* [GIVEN INSTRUCTION] Search the material below for the string "title" and extract each line that has it.

═════ PROVIDED INFORMATION

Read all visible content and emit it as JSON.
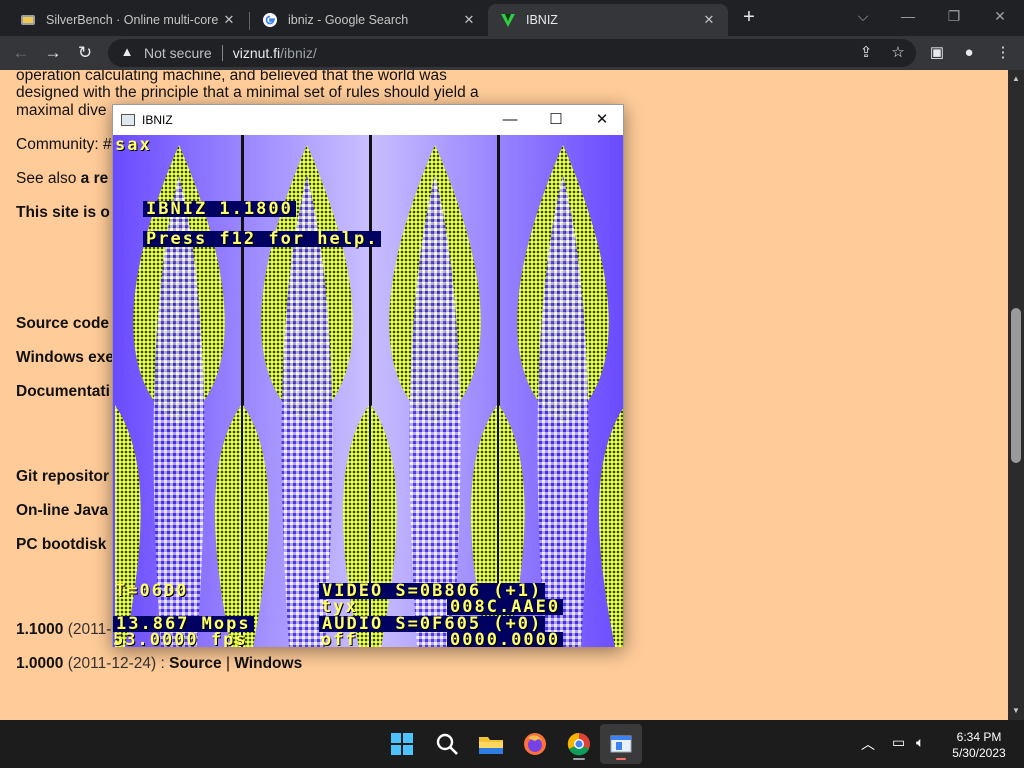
{
  "browser": {
    "tabs": [
      {
        "title": "SilverBench · Online multi-core C",
        "close": "✕"
      },
      {
        "title": "ibniz - Google Search",
        "close": "✕"
      },
      {
        "title": "IBNIZ",
        "close": "✕"
      }
    ],
    "new_tab": "+",
    "window_controls": {
      "chevron": "⌵",
      "minimize": "—",
      "restore": "❐",
      "close": "✕"
    },
    "nav": {
      "back": "←",
      "forward": "→",
      "reload": "↻"
    },
    "omnibox": {
      "security_label": "Not secure",
      "host": "viznut.fi",
      "path": "/ibniz/"
    }
  },
  "page": {
    "intro_line1": "operation calculating machine, and believed that the world was",
    "intro_line2": "designed with the principle that a minimal set of rules should yield a",
    "intro_line3": "maximal dive",
    "community": "Community: #",
    "see_also_prefix": "See also ",
    "see_also_bold": "a re",
    "site_note": "This site is o",
    "source_code": "Source code",
    "windows_exe": "Windows exe",
    "documentation": "Documentati",
    "git_repo": "Git repositor",
    "online_js": "On-line Java",
    "pc_bootdisk": "PC bootdisk",
    "release_1100_version": "1.1000",
    "release_1100_date": " (2011-",
    "release_1000_version": "1.0000",
    "release_1000_date": " (2011-12-24) : ",
    "release_1000_source": "Source",
    "release_1000_sep": " | ",
    "release_1000_windows": "Windows"
  },
  "ibniz_window": {
    "title": "IBNIZ",
    "controls": {
      "minimize": "—",
      "maximize": "☐",
      "close": "✕"
    },
    "osd": {
      "mode": "sax",
      "version": "IBNIZ 1.1800",
      "help": "Press f12 for help.",
      "time": "T=06D0",
      "video": "VIDEO S=0B806 (+1)",
      "tyx_label": "tyx",
      "tyx_value": "008C.AAE0",
      "mops": "13.867 Mops",
      "audio": "AUDIO S=0F605 (+0)",
      "fps": "53.0000 fps",
      "off_label": "off",
      "off_value": "0000.0000"
    }
  },
  "taskbar": {
    "time": "6:34 PM",
    "date": "5/30/2023"
  },
  "colors": {
    "page_bg": "#ffcc99",
    "osd_yellow": "#ffff66",
    "visual_green": "#a8d400",
    "visual_purple": "#6a4bff"
  }
}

══════════

* [THE REPLY]
        "title": "SilverBench · Online multi-core C",
        "title": "ibniz - Google Search",
        "title": "IBNIZ",
    "title": "IBNIZ",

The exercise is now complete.